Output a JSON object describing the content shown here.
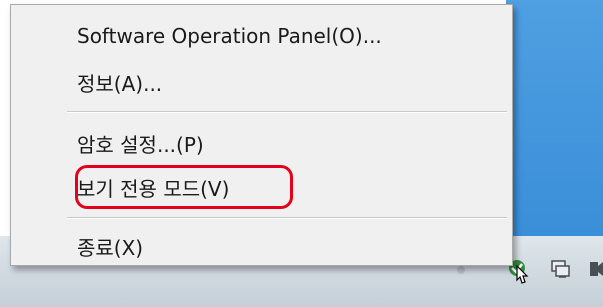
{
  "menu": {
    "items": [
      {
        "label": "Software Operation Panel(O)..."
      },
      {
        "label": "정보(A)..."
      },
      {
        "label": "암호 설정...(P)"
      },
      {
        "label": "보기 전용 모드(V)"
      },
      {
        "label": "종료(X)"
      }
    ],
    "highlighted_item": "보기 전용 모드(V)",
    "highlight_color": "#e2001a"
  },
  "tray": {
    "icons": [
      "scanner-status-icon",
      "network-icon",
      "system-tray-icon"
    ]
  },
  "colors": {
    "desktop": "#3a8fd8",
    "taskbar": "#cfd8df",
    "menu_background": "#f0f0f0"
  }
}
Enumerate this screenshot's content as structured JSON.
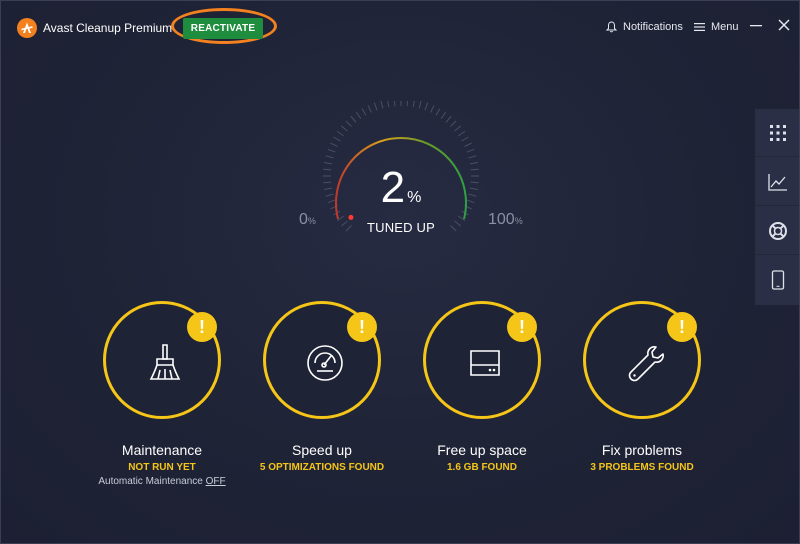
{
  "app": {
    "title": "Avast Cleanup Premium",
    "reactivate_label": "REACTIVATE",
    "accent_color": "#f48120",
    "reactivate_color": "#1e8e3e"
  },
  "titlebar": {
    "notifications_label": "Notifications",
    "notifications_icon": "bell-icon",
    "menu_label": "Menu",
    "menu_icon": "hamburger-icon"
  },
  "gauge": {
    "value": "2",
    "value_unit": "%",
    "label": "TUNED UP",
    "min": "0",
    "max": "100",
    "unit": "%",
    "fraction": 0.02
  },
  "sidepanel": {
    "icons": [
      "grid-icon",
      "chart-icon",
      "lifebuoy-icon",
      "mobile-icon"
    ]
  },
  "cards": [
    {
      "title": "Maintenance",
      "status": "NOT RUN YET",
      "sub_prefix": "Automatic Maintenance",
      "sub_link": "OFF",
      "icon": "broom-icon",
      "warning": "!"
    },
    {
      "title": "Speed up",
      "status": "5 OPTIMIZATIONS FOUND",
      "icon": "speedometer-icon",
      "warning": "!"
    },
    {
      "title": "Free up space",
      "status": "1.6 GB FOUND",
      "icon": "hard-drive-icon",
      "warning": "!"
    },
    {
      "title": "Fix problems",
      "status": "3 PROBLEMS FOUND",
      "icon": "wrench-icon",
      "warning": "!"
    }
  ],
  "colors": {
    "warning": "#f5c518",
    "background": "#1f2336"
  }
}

...

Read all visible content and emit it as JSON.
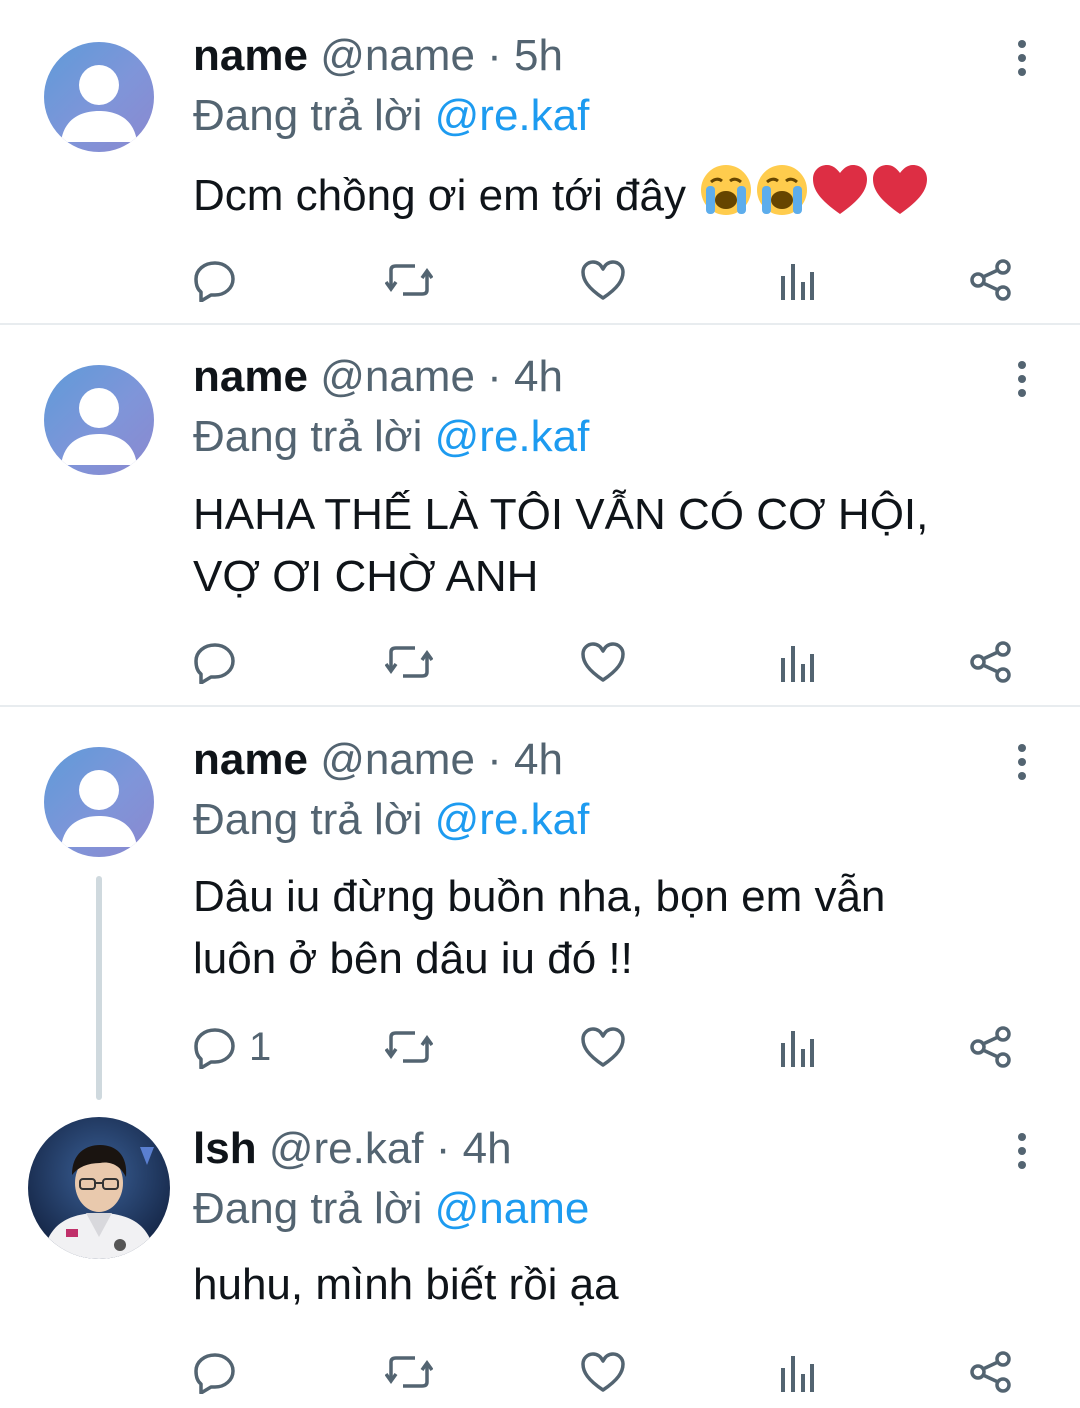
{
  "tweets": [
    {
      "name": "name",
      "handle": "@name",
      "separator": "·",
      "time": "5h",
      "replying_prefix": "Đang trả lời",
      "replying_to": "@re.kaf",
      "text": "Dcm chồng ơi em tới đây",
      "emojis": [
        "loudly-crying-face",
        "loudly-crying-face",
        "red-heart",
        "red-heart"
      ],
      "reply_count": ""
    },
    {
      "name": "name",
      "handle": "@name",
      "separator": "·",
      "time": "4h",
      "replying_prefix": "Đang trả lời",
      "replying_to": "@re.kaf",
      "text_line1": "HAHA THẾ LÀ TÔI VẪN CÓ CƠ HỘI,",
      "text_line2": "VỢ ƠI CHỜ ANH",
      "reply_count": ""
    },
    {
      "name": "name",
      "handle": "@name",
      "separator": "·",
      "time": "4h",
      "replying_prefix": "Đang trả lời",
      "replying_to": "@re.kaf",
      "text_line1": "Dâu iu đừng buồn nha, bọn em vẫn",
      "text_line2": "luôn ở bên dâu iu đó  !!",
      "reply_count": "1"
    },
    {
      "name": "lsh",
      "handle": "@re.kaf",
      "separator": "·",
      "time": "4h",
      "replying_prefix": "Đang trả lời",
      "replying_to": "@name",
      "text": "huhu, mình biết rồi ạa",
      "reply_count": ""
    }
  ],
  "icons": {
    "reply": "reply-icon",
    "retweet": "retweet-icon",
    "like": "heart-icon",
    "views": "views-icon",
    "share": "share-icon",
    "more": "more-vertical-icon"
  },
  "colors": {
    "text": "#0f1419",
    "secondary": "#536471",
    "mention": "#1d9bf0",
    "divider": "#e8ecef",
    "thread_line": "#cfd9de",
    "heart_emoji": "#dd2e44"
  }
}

Instructions to follow: Of the lines above, how many hold the string "status"? Answer with only the number.

Solution: 5